## Dataset excerpts
· · · · · · ·

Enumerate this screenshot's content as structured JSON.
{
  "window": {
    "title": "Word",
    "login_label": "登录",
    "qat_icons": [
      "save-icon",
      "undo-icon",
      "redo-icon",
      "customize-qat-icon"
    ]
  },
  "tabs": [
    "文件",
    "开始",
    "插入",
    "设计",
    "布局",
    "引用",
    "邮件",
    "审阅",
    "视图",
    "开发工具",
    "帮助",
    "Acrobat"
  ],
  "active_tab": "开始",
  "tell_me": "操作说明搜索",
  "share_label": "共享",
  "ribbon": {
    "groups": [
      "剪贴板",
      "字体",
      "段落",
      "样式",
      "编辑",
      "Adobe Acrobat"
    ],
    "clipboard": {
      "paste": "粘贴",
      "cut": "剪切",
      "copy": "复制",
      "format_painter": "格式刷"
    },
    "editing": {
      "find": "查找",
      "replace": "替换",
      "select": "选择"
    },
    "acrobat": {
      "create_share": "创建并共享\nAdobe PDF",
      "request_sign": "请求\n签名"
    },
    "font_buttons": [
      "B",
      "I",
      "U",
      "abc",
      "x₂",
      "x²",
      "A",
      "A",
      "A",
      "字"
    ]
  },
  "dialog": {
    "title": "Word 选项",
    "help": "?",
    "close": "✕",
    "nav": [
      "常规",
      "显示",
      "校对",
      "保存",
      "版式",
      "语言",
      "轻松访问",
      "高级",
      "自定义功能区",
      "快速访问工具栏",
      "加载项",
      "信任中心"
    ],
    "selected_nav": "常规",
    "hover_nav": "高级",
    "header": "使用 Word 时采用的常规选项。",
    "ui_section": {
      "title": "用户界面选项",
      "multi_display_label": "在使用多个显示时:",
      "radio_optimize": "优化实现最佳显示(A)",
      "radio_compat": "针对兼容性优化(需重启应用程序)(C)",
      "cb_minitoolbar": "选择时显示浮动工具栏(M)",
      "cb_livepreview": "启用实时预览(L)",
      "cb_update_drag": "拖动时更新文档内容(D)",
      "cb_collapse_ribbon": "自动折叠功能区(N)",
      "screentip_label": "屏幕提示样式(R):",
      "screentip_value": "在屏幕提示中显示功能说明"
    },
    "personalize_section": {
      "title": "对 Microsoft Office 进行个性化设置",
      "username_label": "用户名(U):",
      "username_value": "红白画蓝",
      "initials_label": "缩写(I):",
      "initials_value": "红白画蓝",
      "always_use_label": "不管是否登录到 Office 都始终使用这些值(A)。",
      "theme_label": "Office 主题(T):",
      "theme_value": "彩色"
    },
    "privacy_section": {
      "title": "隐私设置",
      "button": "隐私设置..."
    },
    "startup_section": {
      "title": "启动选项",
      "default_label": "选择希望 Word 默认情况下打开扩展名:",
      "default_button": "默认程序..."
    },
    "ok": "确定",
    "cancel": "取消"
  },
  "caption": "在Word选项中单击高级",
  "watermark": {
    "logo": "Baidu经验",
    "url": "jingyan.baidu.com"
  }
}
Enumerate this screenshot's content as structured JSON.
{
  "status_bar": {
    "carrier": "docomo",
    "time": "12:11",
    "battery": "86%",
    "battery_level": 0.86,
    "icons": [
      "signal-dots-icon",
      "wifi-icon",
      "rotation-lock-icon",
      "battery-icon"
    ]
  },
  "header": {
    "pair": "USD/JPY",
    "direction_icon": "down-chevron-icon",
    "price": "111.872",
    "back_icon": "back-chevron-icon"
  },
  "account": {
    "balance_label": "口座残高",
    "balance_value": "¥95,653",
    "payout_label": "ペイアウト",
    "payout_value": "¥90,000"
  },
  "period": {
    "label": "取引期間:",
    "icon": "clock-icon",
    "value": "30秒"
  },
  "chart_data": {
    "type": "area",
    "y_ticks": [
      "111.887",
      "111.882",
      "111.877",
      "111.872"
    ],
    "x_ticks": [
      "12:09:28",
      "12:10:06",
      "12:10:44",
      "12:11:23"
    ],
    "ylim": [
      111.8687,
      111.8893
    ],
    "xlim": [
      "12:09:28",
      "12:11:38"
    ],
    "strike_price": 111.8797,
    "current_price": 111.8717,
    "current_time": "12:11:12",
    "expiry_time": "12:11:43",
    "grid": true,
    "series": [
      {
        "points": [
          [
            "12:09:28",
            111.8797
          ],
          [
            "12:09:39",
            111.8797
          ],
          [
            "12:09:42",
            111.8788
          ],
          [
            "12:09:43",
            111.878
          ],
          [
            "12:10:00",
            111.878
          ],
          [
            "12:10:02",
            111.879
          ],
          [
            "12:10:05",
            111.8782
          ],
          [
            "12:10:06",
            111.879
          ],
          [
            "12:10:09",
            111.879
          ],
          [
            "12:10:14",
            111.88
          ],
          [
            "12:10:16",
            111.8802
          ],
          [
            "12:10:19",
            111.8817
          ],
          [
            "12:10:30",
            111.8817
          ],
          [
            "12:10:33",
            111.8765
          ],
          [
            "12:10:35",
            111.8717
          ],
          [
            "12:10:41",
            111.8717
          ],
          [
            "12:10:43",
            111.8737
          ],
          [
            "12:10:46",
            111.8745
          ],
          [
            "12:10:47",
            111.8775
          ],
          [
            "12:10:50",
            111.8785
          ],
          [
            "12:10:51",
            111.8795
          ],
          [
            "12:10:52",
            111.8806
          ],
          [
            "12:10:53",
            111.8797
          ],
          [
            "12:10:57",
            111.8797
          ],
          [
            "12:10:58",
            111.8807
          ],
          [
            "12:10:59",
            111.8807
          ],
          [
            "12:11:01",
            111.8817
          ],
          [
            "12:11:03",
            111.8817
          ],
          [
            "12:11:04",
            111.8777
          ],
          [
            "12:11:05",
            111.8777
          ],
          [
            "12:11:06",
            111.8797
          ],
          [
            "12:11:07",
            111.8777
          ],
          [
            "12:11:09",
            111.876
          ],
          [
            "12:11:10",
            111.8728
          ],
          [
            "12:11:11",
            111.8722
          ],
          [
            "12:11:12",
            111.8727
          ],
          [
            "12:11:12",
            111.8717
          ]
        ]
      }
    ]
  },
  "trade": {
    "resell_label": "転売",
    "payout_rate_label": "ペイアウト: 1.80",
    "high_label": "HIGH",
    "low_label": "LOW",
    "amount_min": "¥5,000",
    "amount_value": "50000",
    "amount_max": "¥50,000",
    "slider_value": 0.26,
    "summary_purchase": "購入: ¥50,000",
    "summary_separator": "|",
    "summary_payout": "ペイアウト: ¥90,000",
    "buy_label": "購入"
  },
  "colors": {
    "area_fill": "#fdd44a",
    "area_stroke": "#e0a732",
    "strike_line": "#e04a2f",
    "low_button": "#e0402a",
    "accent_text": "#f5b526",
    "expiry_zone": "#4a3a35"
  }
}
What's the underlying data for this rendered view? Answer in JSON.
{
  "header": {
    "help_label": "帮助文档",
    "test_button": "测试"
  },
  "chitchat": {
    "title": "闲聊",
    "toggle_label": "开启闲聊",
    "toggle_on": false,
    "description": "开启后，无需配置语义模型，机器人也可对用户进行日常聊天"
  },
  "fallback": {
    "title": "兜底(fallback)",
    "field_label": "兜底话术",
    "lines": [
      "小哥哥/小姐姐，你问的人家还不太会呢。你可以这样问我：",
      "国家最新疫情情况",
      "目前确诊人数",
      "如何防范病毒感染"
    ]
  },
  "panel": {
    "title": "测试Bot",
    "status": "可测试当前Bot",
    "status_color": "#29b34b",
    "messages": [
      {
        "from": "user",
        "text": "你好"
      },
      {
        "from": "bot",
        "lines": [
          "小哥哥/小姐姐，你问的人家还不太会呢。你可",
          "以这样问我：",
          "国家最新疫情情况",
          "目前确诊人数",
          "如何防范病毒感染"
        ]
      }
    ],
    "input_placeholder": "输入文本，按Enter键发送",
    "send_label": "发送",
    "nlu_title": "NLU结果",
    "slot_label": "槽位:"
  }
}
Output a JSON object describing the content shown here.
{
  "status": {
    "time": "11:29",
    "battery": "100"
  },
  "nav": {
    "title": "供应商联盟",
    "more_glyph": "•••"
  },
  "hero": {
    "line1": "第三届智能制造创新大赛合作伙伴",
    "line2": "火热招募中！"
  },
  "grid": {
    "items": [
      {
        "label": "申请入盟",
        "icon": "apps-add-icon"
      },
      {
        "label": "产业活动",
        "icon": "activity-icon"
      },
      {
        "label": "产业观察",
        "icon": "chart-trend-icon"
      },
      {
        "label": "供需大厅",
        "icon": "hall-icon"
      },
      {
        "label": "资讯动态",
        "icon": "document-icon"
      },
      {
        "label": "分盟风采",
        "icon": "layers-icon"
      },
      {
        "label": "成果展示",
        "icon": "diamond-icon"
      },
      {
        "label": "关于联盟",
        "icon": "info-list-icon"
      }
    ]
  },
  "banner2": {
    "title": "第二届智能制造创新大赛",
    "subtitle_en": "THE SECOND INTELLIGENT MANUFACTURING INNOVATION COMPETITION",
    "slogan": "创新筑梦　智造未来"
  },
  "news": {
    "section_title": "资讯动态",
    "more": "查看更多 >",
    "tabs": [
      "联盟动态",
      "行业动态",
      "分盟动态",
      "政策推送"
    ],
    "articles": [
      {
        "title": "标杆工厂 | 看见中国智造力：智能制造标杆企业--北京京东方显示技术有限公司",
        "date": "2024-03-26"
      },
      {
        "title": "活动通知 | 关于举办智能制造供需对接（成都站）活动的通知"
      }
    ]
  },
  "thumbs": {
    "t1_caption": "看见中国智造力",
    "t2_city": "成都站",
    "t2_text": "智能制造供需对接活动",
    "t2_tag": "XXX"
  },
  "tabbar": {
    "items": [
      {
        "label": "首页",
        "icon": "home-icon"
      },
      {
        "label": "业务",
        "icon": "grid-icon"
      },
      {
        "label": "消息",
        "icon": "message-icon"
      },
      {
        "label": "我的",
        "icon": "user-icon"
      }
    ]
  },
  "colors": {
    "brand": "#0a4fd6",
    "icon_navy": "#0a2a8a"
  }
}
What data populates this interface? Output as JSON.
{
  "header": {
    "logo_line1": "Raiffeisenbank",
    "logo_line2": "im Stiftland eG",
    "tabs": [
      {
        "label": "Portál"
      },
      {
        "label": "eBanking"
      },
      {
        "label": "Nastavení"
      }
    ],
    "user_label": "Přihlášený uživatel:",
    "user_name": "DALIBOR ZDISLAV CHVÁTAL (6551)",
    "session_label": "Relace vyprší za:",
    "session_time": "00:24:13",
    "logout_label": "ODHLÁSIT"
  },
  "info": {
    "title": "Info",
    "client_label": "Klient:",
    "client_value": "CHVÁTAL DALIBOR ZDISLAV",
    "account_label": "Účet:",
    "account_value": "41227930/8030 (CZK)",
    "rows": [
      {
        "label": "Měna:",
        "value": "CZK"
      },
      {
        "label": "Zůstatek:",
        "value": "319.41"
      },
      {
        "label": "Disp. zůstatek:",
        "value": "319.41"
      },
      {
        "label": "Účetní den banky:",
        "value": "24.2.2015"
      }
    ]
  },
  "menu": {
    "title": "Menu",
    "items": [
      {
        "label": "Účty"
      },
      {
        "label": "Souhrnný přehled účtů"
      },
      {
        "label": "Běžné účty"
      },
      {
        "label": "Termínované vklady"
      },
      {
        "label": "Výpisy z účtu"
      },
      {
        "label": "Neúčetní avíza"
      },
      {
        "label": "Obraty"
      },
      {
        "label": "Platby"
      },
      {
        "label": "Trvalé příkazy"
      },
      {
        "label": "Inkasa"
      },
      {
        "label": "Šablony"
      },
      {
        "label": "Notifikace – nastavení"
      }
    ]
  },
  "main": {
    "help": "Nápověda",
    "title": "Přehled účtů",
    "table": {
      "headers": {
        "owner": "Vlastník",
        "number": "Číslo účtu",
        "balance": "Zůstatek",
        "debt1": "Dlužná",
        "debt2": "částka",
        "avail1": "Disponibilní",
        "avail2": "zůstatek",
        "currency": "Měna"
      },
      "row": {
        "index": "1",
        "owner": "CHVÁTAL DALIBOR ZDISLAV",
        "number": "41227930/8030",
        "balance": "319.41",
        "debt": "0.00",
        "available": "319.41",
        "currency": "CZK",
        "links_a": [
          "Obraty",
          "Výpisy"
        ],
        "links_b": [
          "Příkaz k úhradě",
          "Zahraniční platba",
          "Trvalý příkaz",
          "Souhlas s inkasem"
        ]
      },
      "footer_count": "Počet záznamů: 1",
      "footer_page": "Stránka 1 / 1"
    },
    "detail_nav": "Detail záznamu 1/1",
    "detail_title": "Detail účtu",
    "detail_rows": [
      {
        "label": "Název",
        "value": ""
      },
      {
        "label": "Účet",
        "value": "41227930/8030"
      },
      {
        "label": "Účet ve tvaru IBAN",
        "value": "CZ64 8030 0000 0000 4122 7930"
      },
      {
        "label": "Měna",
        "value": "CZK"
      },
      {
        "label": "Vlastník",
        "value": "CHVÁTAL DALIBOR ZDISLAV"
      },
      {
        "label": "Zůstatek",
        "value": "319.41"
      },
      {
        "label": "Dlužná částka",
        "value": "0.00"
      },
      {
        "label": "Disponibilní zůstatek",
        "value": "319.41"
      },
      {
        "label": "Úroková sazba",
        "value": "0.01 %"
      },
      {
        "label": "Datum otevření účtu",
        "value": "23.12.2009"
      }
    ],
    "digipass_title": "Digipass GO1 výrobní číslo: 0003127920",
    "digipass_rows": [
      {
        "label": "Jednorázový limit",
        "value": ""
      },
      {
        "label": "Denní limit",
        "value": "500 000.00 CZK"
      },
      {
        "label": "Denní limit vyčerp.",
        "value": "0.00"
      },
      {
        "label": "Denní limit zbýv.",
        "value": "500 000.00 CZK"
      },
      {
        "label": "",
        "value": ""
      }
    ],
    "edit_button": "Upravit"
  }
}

· · · · · · ·

## EXERCISE REQUIREMENTS
Count the lines above that contain the word "účtu". Give only the number.

## RESPONSE
4